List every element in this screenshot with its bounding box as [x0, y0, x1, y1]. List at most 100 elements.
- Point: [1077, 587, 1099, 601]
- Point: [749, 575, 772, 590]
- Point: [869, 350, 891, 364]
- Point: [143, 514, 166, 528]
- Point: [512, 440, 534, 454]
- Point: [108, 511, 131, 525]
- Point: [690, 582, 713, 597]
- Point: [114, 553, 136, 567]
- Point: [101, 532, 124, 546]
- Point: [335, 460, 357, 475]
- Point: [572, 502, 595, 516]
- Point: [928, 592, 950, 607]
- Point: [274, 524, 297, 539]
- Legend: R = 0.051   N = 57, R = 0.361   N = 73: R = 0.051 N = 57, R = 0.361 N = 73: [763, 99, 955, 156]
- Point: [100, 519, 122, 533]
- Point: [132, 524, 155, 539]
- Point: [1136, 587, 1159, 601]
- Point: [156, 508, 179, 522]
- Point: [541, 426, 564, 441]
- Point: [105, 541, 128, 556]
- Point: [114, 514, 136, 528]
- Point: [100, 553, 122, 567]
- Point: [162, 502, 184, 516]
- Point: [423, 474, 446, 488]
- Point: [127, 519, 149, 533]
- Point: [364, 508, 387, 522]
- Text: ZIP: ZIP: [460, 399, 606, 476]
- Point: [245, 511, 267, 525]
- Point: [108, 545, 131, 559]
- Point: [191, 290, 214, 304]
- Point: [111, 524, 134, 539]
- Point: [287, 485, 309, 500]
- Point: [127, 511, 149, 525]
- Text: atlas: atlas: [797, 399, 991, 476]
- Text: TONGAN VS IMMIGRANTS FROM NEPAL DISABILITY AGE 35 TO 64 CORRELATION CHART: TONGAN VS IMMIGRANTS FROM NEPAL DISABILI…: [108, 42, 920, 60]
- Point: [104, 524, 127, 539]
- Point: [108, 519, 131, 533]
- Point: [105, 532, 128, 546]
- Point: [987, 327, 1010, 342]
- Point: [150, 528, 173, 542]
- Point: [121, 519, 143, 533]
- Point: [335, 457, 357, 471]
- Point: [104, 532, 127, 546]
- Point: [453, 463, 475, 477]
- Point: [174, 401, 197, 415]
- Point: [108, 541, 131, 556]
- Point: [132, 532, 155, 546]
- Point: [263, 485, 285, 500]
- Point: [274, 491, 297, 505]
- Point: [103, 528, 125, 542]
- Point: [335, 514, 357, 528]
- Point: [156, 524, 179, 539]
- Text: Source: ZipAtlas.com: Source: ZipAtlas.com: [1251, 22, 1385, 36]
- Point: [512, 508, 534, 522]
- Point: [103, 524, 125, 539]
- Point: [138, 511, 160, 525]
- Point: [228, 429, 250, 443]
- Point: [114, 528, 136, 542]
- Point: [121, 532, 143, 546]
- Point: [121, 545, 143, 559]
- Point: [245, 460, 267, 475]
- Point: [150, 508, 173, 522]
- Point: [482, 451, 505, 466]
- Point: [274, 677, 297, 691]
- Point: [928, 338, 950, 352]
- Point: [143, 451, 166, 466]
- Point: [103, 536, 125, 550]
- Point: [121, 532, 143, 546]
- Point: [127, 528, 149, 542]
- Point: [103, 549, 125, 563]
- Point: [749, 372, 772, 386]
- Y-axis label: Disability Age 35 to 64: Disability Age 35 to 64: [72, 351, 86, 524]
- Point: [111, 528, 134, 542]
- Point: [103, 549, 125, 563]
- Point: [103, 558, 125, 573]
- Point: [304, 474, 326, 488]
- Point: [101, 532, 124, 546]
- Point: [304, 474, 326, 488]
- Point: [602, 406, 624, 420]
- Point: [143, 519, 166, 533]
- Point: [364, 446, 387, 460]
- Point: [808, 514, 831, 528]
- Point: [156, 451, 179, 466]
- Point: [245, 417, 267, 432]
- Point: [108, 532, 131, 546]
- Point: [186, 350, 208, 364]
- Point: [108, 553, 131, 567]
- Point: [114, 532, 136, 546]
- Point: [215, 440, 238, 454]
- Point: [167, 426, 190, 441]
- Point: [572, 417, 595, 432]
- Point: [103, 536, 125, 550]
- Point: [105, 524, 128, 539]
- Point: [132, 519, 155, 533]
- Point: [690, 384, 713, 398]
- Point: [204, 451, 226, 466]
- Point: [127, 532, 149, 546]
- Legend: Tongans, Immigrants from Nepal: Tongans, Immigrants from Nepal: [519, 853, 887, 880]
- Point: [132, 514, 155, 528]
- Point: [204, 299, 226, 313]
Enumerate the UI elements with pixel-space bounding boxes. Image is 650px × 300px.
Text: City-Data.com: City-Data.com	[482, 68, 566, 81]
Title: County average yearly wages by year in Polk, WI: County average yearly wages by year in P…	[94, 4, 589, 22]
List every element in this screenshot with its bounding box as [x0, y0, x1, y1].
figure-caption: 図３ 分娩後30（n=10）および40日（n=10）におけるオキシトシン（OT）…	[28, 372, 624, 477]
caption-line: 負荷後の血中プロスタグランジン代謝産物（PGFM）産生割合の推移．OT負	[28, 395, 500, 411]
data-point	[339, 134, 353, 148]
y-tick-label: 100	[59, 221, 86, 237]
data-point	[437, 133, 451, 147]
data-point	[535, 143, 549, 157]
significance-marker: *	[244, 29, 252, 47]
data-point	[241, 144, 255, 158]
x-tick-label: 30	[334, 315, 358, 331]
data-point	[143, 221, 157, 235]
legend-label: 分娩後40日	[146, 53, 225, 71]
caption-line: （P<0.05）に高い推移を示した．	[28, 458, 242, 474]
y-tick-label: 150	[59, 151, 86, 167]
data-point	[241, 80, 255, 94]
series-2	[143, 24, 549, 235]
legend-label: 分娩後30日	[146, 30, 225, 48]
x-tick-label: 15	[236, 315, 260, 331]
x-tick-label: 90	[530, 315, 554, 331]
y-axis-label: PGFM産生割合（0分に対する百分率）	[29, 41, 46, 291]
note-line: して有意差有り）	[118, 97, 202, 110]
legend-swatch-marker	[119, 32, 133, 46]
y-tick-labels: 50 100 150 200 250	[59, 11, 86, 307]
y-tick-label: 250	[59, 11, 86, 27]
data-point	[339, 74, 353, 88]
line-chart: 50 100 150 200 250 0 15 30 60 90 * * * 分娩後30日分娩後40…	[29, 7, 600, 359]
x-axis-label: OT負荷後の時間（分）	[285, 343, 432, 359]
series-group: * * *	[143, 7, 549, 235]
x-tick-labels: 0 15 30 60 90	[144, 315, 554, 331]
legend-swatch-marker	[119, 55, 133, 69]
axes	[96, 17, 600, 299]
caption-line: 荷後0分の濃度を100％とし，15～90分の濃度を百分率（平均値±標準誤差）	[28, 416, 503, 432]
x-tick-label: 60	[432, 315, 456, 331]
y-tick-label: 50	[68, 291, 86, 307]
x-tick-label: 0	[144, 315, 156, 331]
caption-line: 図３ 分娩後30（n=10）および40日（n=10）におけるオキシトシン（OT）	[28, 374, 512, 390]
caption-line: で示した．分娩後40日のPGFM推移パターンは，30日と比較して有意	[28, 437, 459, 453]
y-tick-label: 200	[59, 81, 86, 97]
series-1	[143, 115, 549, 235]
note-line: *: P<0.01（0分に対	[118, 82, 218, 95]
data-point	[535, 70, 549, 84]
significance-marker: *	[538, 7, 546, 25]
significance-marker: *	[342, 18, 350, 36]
* * * *
Reproduce the material verbatim from its first line through the line containing "- Point: [100, 519, 122, 533]", with that line included.

List every element in this screenshot with its bounding box as [x0, y0, x1, y1]. List at most 100 elements.
- Point: [1077, 587, 1099, 601]
- Point: [749, 575, 772, 590]
- Point: [869, 350, 891, 364]
- Point: [143, 514, 166, 528]
- Point: [512, 440, 534, 454]
- Point: [108, 511, 131, 525]
- Point: [690, 582, 713, 597]
- Point: [114, 553, 136, 567]
- Point: [101, 532, 124, 546]
- Point: [335, 460, 357, 475]
- Point: [572, 502, 595, 516]
- Point: [928, 592, 950, 607]
- Point: [274, 524, 297, 539]
- Legend: R = 0.051   N = 57, R = 0.361   N = 73: R = 0.051 N = 57, R = 0.361 N = 73: [763, 99, 955, 156]
- Point: [100, 519, 122, 533]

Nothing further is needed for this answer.